EXTRACTED DATA →
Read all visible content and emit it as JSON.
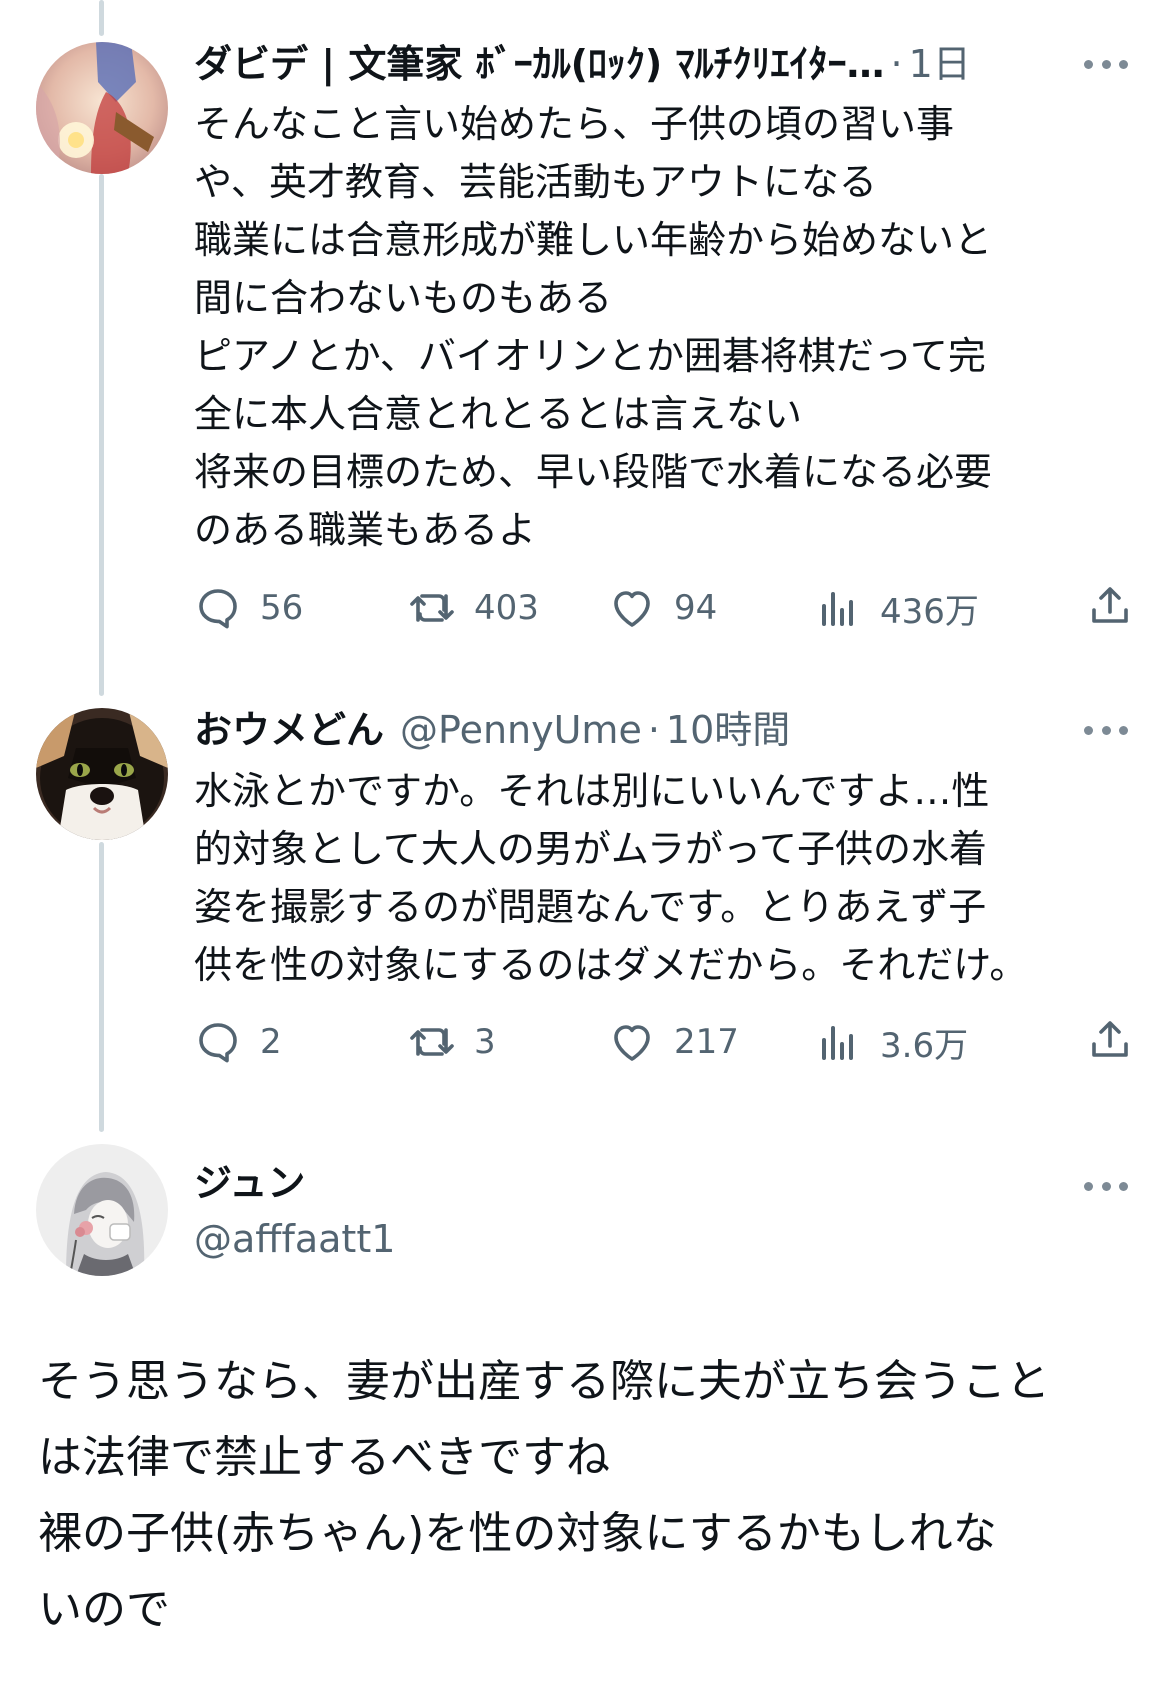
{
  "colors": {
    "text": "#0f1419",
    "secondary": "#536471",
    "thread_line": "#cfd9de"
  },
  "tweets": [
    {
      "display_name": "ダビデ | 文筆家 ﾎﾞｰｶﾙ(ﾛｯｸ) ﾏﾙﾁｸﾘｴｲﾀｰ…",
      "handle": "",
      "dot": "·",
      "time": "1日",
      "lines": [
        "そんなこと言い始めたら、子供の頃の習い事",
        "や、英才教育、芸能活動もアウトになる",
        "職業には合意形成が難しい年齢から始めないと",
        "間に合わないものもある",
        "ピアノとか、バイオリンとか囲碁将棋だって完",
        "全に本人合意とれとるとは言えない",
        "将来の目標のため、早い段階で水着になる必要",
        "のある職業もあるよ"
      ],
      "replies": "56",
      "retweets": "403",
      "likes": "94",
      "views": "436万",
      "avatar_icon": "avatar-illustration"
    },
    {
      "display_name": "おウメどん",
      "handle": "@PennyUme",
      "dot": "·",
      "time": "10時間",
      "lines": [
        "水泳とかですか。それは別にいいんですよ…性",
        "的対象として大人の男がムラがって子供の水着",
        "姿を撮影するのが問題なんです。とりあえず子",
        "供を性の対象にするのはダメだから。それだけ。"
      ],
      "replies": "2",
      "retweets": "3",
      "likes": "217",
      "views": "3.6万",
      "avatar_icon": "cat-avatar"
    }
  ],
  "main_reply": {
    "display_name": "ジュン",
    "handle": "@afffaatt1",
    "lines": [
      "そう思うなら、妻が出産する際に夫が立ち会うこと",
      "は法律で禁止するべきですね",
      "裸の子供(赤ちゃん)を性の対象にするかもしれな",
      "いので"
    ],
    "avatar_icon": "anime-avatar"
  },
  "icons": {
    "more": "more-dots-icon",
    "reply": "reply-bubble-icon",
    "retweet": "retweet-icon",
    "like": "heart-icon",
    "views": "views-bar-icon",
    "share": "share-icon"
  }
}
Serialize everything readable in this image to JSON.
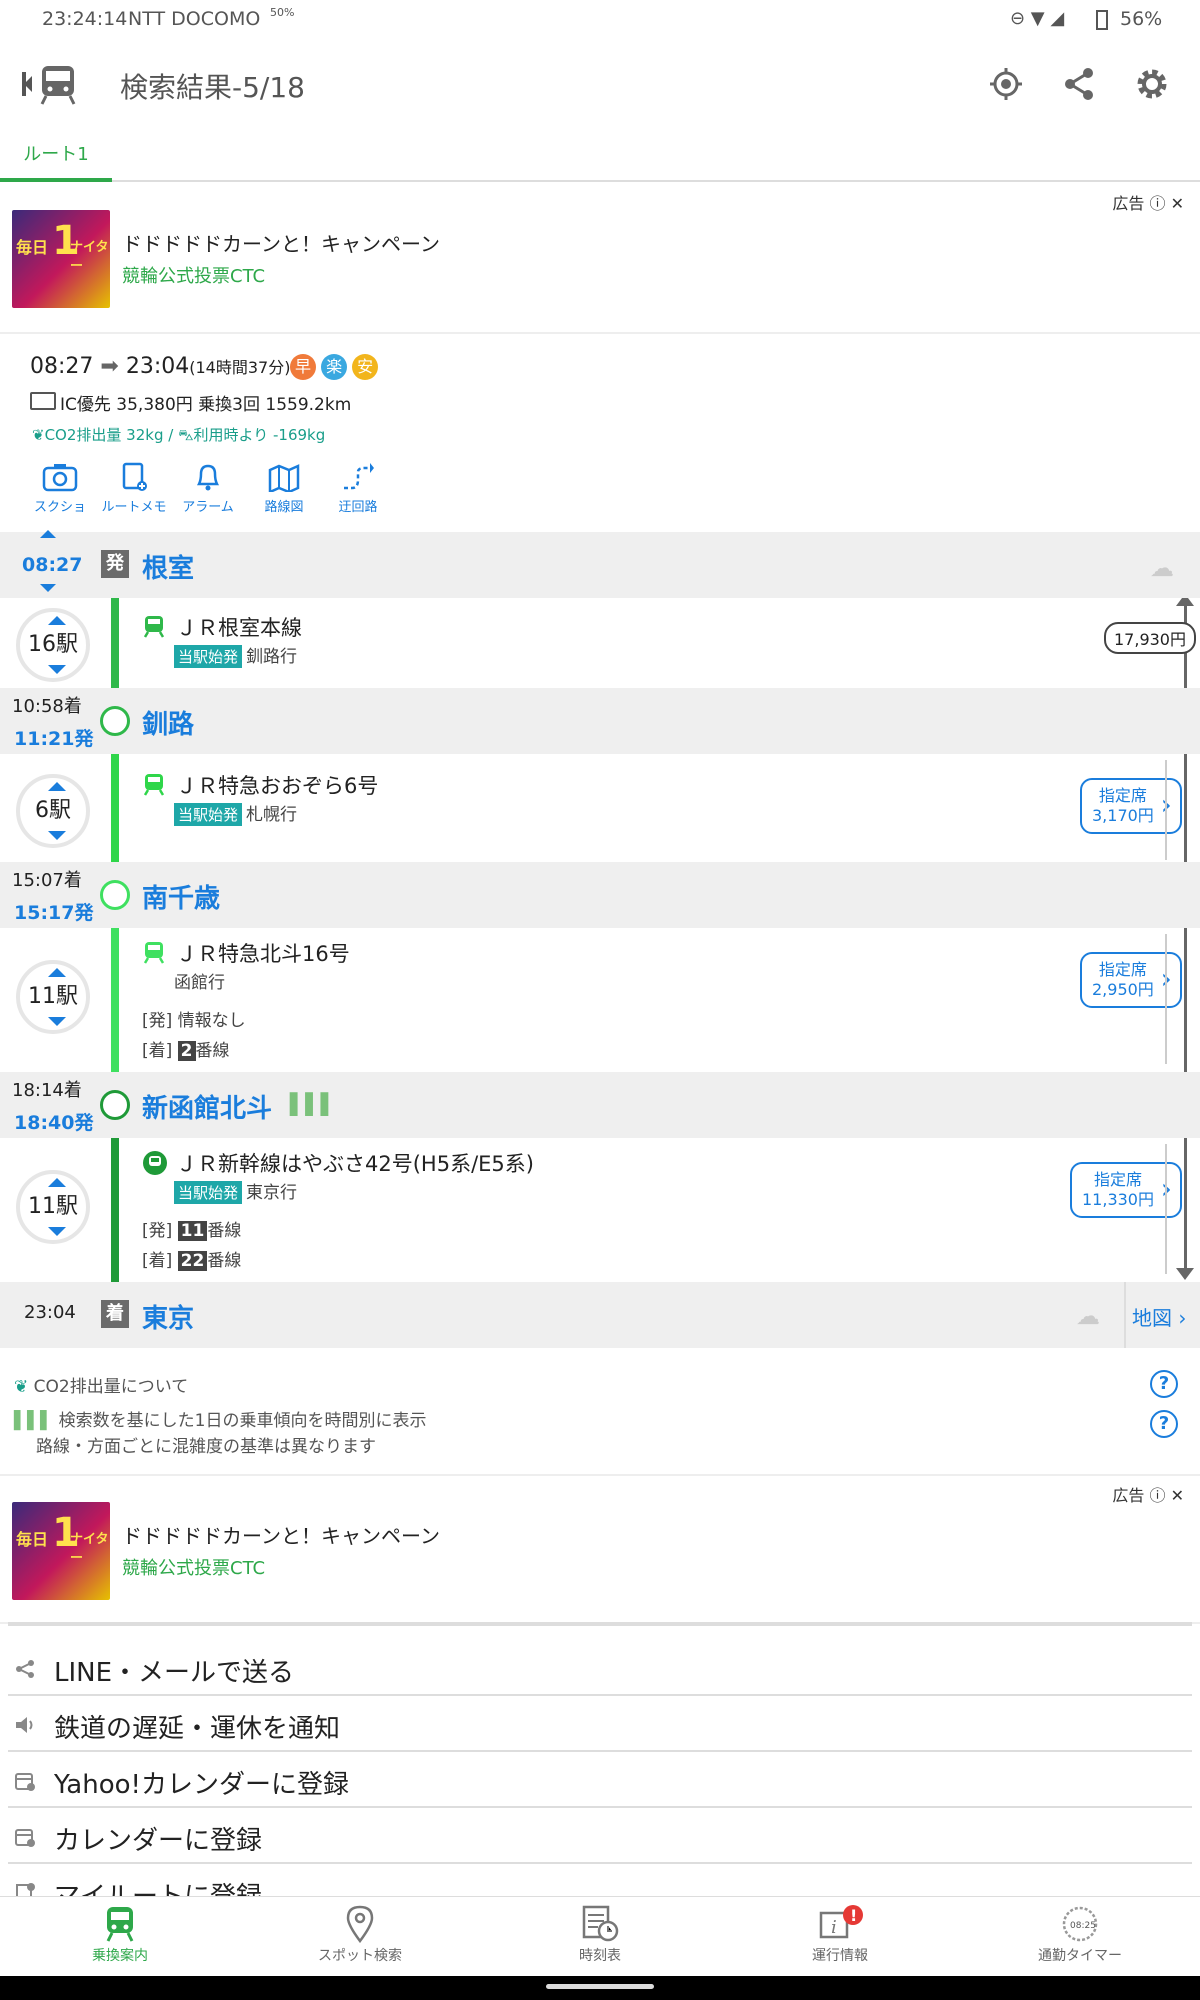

TASK TO CARRY OUT →
All of the entries above should be copied exactly, except for the pictures.

WRITTEN ANSWER →
Read all visible content and emit it as JSON.
{
  "colors": {
    "text": "#0f1419",
    "secondary": "#536471",
    "thread_line": "#cfd9de"
  },
  "tweets": [
    {
      "display_name": "ダビデ | 文筆家 ﾎﾞｰｶﾙ(ﾛｯｸ) ﾏﾙﾁｸﾘｴｲﾀｰ…",
      "handle": "",
      "dot": "·",
      "time": "1日",
      "lines": [
        "そんなこと言い始めたら、子供の頃の習い事",
        "や、英才教育、芸能活動もアウトになる",
        "職業には合意形成が難しい年齢から始めないと",
        "間に合わないものもある",
        "ピアノとか、バイオリンとか囲碁将棋だって完",
        "全に本人合意とれとるとは言えない",
        "将来の目標のため、早い段階で水着になる必要",
        "のある職業もあるよ"
      ],
      "replies": "56",
      "retweets": "403",
      "likes": "94",
      "views": "436万",
      "avatar_icon": "avatar-illustration"
    },
    {
      "display_name": "おウメどん",
      "handle": "@PennyUme",
      "dot": "·",
      "time": "10時間",
      "lines": [
        "水泳とかですか。それは別にいいんですよ…性",
        "的対象として大人の男がムラがって子供の水着",
        "姿を撮影するのが問題なんです。とりあえず子",
        "供を性の対象にするのはダメだから。それだけ。"
      ],
      "replies": "2",
      "retweets": "3",
      "likes": "217",
      "views": "3.6万",
      "avatar_icon": "cat-avatar"
    }
  ],
  "main_reply": {
    "display_name": "ジュン",
    "handle": "@afffaatt1",
    "lines": [
      "そう思うなら、妻が出産する際に夫が立ち会うこと",
      "は法律で禁止するべきですね",
      "裸の子供(赤ちゃん)を性の対象にするかもしれな",
      "いので"
    ],
    "avatar_icon": "anime-avatar"
  },
  "icons": {
    "more": "more-dots-icon",
    "reply": "reply-bubble-icon",
    "retweet": "retweet-icon",
    "like": "heart-icon",
    "views": "views-bar-icon",
    "share": "share-icon"
  }
}
Serialize everything readable in this image to JSON.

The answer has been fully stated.